→ EXERCISE DESCRIPTION
Write out the entries verbatim and leave the images out of the copy.

☆ ☆ ☆ ☆ ☆ ☆ ☆

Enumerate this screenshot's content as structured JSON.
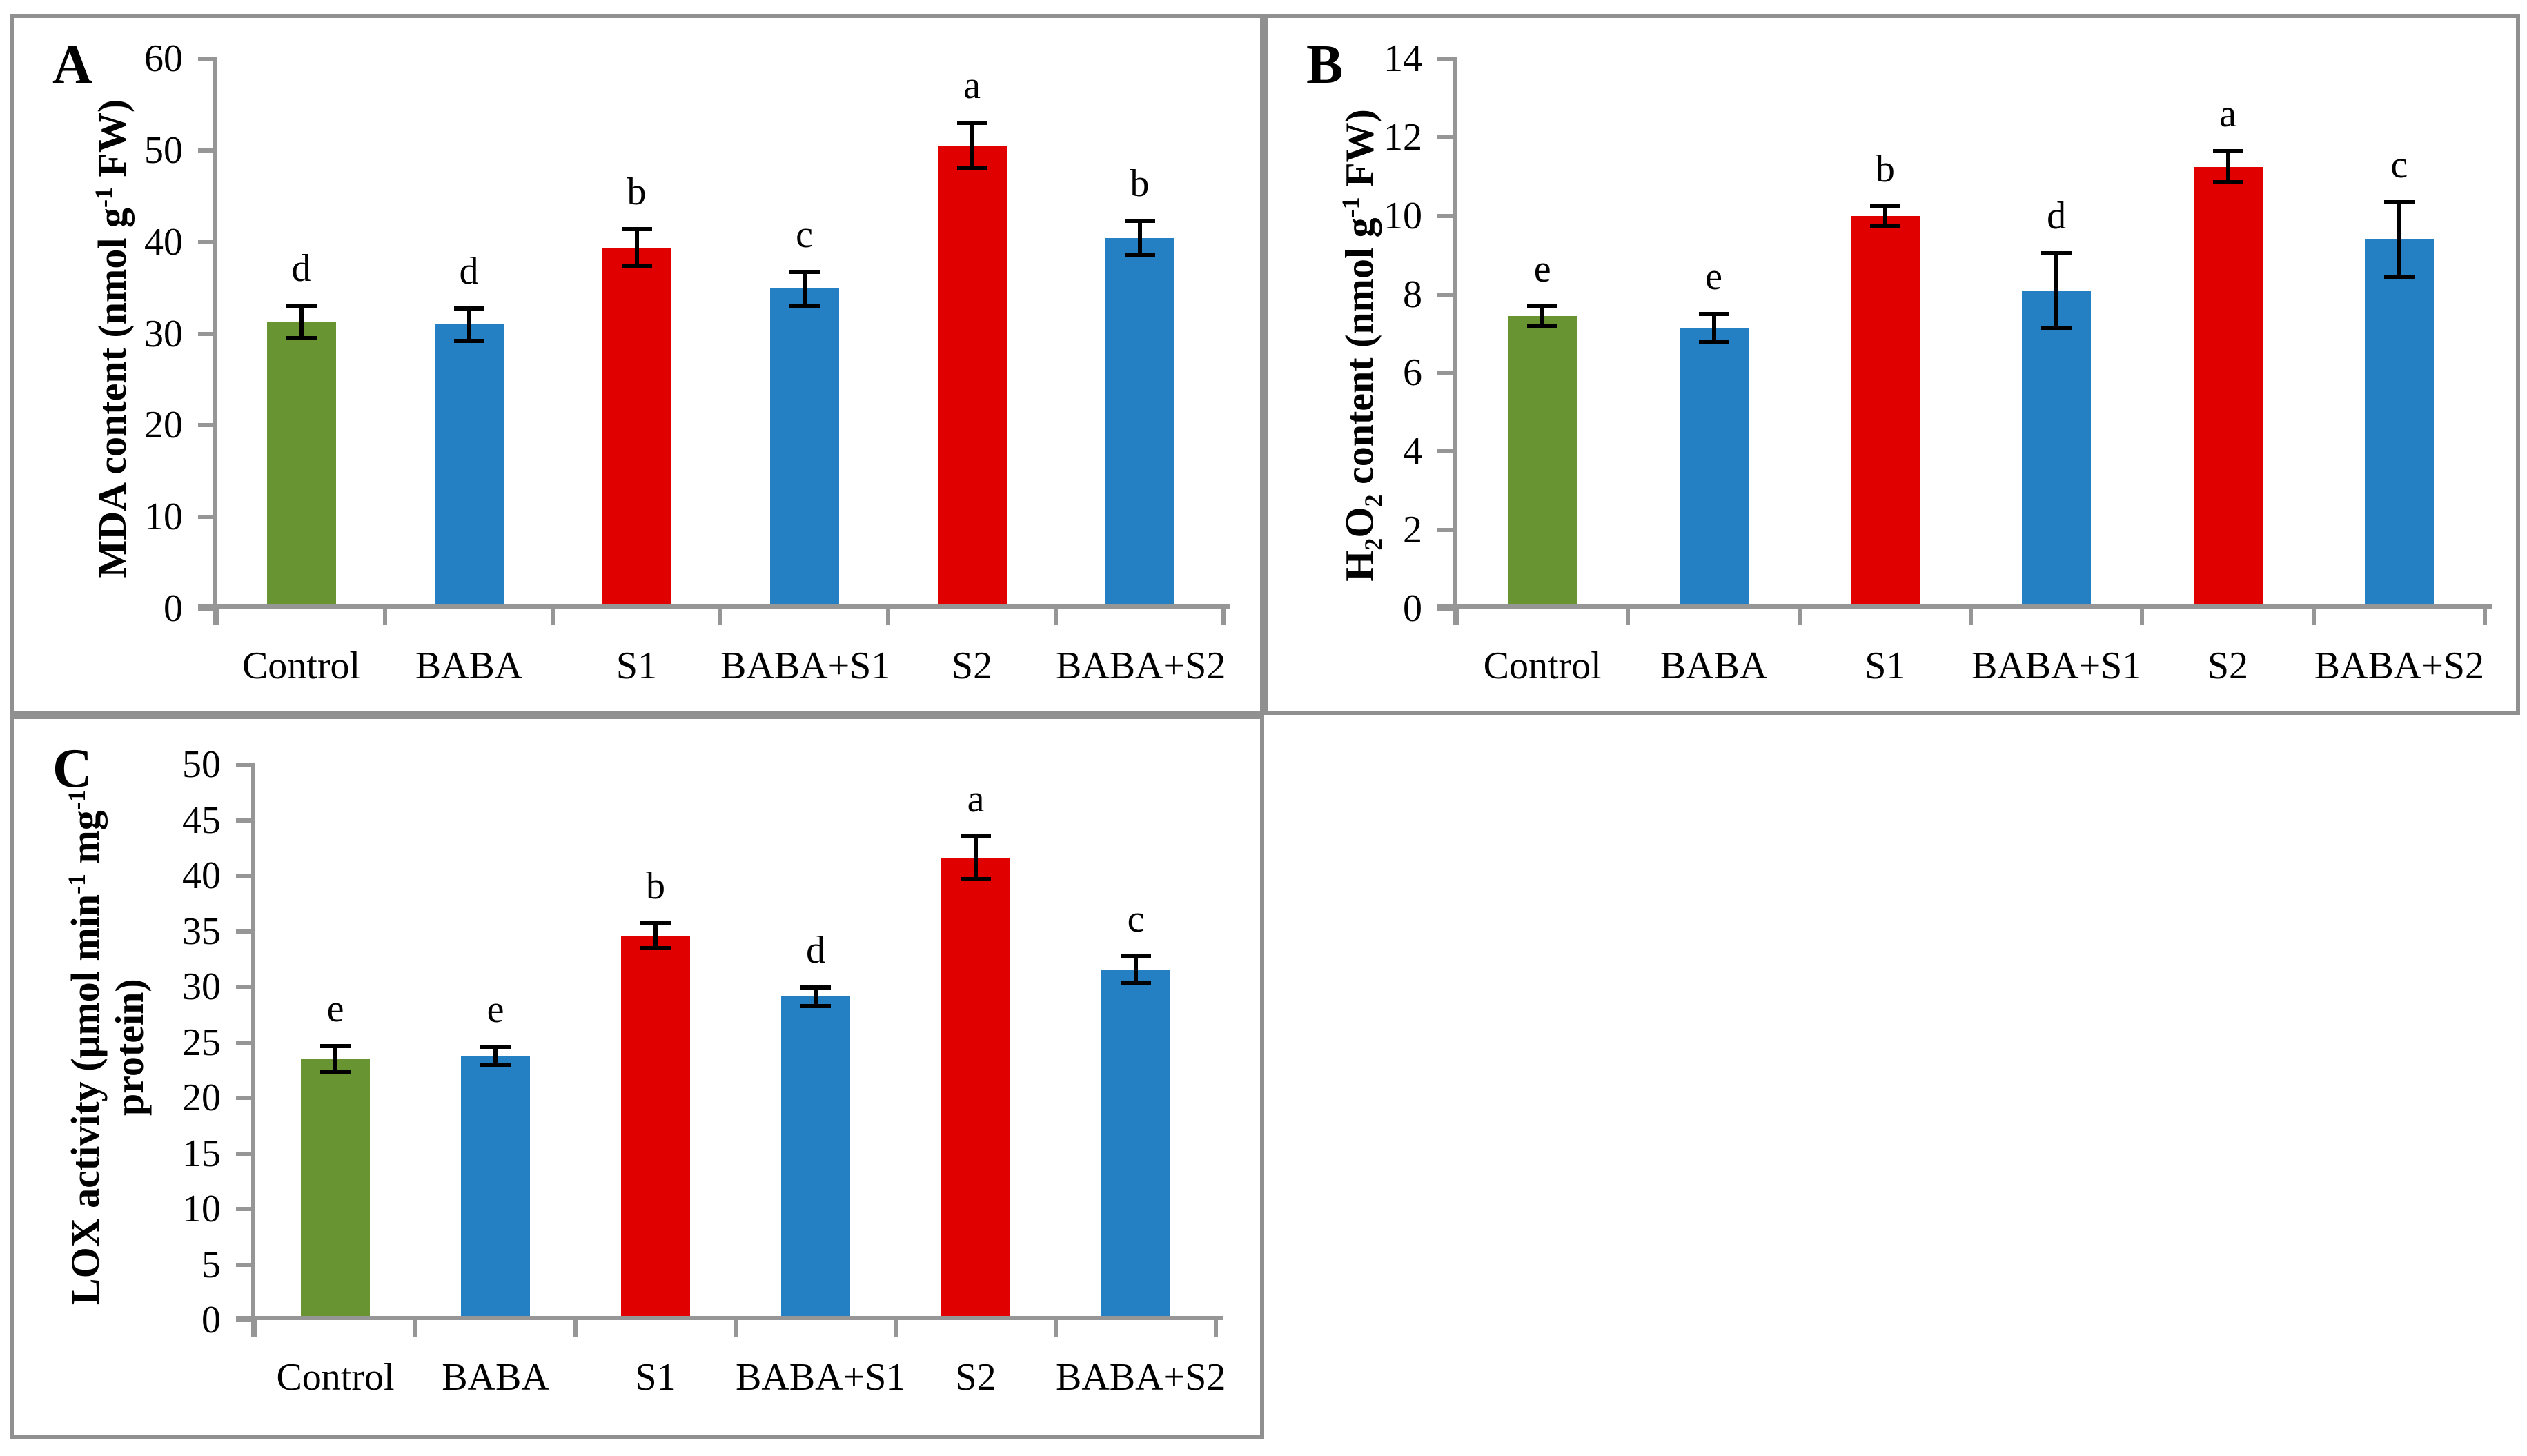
{
  "figure": {
    "background": "#ffffff",
    "panel_border_color": "#909090",
    "axis_color": "#969696",
    "text_color": "#000000"
  },
  "chart_data": [
    {
      "type": "bar",
      "panel_letter": "A",
      "title": "",
      "xlabel": "",
      "ylabel": "MDA content (nmol g-1 FW)",
      "ylabel_lines": [
        [
          {
            "text": "MDA content (nmol g",
            "style": "normal"
          },
          {
            "text": "-1",
            "style": "sup"
          },
          {
            "text": " FW)",
            "style": "normal"
          }
        ]
      ],
      "categories": [
        "Control",
        "BABA",
        "S1",
        "BABA+S1",
        "S2",
        "BABA+S2"
      ],
      "values": [
        31.3,
        31.0,
        39.4,
        34.9,
        50.5,
        40.4
      ],
      "errors": [
        2.0,
        2.0,
        2.2,
        2.1,
        2.7,
        2.1
      ],
      "sig_letters": [
        "d",
        "d",
        "b",
        "c",
        "a",
        "b"
      ],
      "bar_colors": [
        "#699432",
        "#2480c2",
        "#e00000",
        "#2480c2",
        "#e00000",
        "#2480c2"
      ],
      "ylim": [
        0,
        60
      ],
      "ytick_step": 10,
      "grid": false,
      "legend": null
    },
    {
      "type": "bar",
      "panel_letter": "B",
      "title": "",
      "xlabel": "",
      "ylabel": "H2O2 content (nmol g-1 FW)",
      "ylabel_lines": [
        [
          {
            "text": "H",
            "style": "normal"
          },
          {
            "text": "2",
            "style": "sub"
          },
          {
            "text": "O",
            "style": "normal"
          },
          {
            "text": "2",
            "style": "sub"
          },
          {
            "text": " content (nmol g",
            "style": "normal"
          },
          {
            "text": "-1",
            "style": "sup"
          },
          {
            "text": " FW)",
            "style": "normal"
          }
        ]
      ],
      "categories": [
        "Control",
        "BABA",
        "S1",
        "BABA+S1",
        "S2",
        "BABA+S2"
      ],
      "values": [
        7.45,
        7.15,
        10.0,
        8.1,
        11.25,
        9.4
      ],
      "errors": [
        0.3,
        0.4,
        0.3,
        1.0,
        0.45,
        1.0
      ],
      "sig_letters": [
        "e",
        "e",
        "b",
        "d",
        "a",
        "c"
      ],
      "bar_colors": [
        "#699432",
        "#2480c2",
        "#e00000",
        "#2480c2",
        "#e00000",
        "#2480c2"
      ],
      "ylim": [
        0,
        14
      ],
      "ytick_step": 2,
      "grid": false,
      "legend": null
    },
    {
      "type": "bar",
      "panel_letter": "C",
      "title": "",
      "xlabel": "",
      "ylabel": "LOX activity (umol min-1 mg-1 protein)",
      "ylabel_lines": [
        [
          {
            "text": "LOX activity  (μmol min",
            "style": "normal"
          },
          {
            "text": "-1",
            "style": "sup"
          },
          {
            "text": " mg",
            "style": "normal"
          },
          {
            "text": "-1",
            "style": "sup"
          }
        ],
        [
          {
            "text": "protein)",
            "style": "normal"
          }
        ]
      ],
      "categories": [
        "Control",
        "BABA",
        "S1",
        "BABA+S1",
        "S2",
        "BABA+S2"
      ],
      "values": [
        23.5,
        23.8,
        34.6,
        29.1,
        41.6,
        31.5
      ],
      "errors": [
        1.35,
        1.0,
        1.3,
        1.0,
        2.1,
        1.4
      ],
      "sig_letters": [
        "e",
        "e",
        "b",
        "d",
        "a",
        "c"
      ],
      "bar_colors": [
        "#699432",
        "#2480c2",
        "#e00000",
        "#2480c2",
        "#e00000",
        "#2480c2"
      ],
      "ylim": [
        0,
        50
      ],
      "ytick_step": 5,
      "grid": false,
      "legend": null
    }
  ]
}
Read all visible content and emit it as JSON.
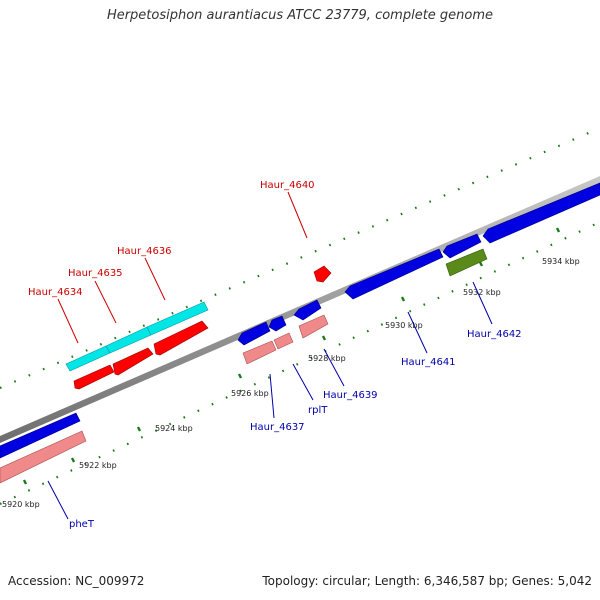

☆ ☆ ☆ ☆ ☆ ☆ ☆

→ YOUR SOLUTION
Enumerate this screenshot's content as structured JSON.
{
  "figure": {
    "background": "#ffffff",
    "panel_border_color": "#909090",
    "axis_color": "#969696",
    "text_color": "#000000"
  },
  "chart_data": [
    {
      "type": "bar",
      "panel_letter": "A",
      "title": "",
      "xlabel": "",
      "ylabel": "MDA content (nmol g-1 FW)",
      "ylabel_lines": [
        [
          {
            "text": "MDA content (nmol g",
            "style": "normal"
          },
          {
            "text": "-1",
            "style": "sup"
          },
          {
            "text": " FW)",
            "style": "normal"
          }
        ]
      ],
      "categories": [
        "Control",
        "BABA",
        "S1",
        "BABA+S1",
        "S2",
        "BABA+S2"
      ],
      "values": [
        31.3,
        31.0,
        39.4,
        34.9,
        50.5,
        40.4
      ],
      "errors": [
        2.0,
        2.0,
        2.2,
        2.1,
        2.7,
        2.1
      ],
      "sig_letters": [
        "d",
        "d",
        "b",
        "c",
        "a",
        "b"
      ],
      "bar_colors": [
        "#699432",
        "#2480c2",
        "#e00000",
        "#2480c2",
        "#e00000",
        "#2480c2"
      ],
      "ylim": [
        0,
        60
      ],
      "ytick_step": 10,
      "grid": false,
      "legend": null
    },
    {
      "type": "bar",
      "panel_letter": "B",
      "title": "",
      "xlabel": "",
      "ylabel": "H2O2 content (nmol g-1 FW)",
      "ylabel_lines": [
        [
          {
            "text": "H",
            "style": "normal"
          },
          {
            "text": "2",
            "style": "sub"
          },
          {
            "text": "O",
            "style": "normal"
          },
          {
            "text": "2",
            "style": "sub"
          },
          {
            "text": " content (nmol g",
            "style": "normal"
          },
          {
            "text": "-1",
            "style": "sup"
          },
          {
            "text": " FW)",
            "style": "normal"
          }
        ]
      ],
      "categories": [
        "Control",
        "BABA",
        "S1",
        "BABA+S1",
        "S2",
        "BABA+S2"
      ],
      "values": [
        7.45,
        7.15,
        10.0,
        8.1,
        11.25,
        9.4
      ],
      "errors": [
        0.3,
        0.4,
        0.3,
        1.0,
        0.45,
        1.0
      ],
      "sig_letters": [
        "e",
        "e",
        "b",
        "d",
        "a",
        "c"
      ],
      "bar_colors": [
        "#699432",
        "#2480c2",
        "#e00000",
        "#2480c2",
        "#e00000",
        "#2480c2"
      ],
      "ylim": [
        0,
        14
      ],
      "ytick_step": 2,
      "grid": false,
      "legend": null
    },
    {
      "type": "bar",
      "panel_letter": "C",
      "title": "",
      "xlabel": "",
      "ylabel": "LOX activity (umol min-1 mg-1 protein)",
      "ylabel_lines": [
        [
          {
            "text": "LOX activity  (μmol min",
            "style": "normal"
          },
          {
            "text": "-1",
            "style": "sup"
          },
          {
            "text": " mg",
            "style": "normal"
          },
          {
            "text": "-1",
            "style": "sup"
          }
        ],
        [
          {
            "text": "protein)",
            "style": "normal"
          }
        ]
      ],
      "categories": [
        "Control",
        "BABA",
        "S1",
        "BABA+S1",
        "S2",
        "BABA+S2"
      ],
      "values": [
        23.5,
        23.8,
        34.6,
        29.1,
        41.6,
        31.5
      ],
      "errors": [
        1.35,
        1.0,
        1.3,
        1.0,
        2.1,
        1.4
      ],
      "sig_letters": [
        "e",
        "e",
        "b",
        "d",
        "a",
        "c"
      ],
      "bar_colors": [
        "#699432",
        "#2480c2",
        "#e00000",
        "#2480c2",
        "#e00000",
        "#2480c2"
      ],
      "ylim": [
        0,
        50
      ],
      "ytick_step": 5,
      "grid": false,
      "legend": null
    }
  ]
}
Read all visible content and emit it as JSON.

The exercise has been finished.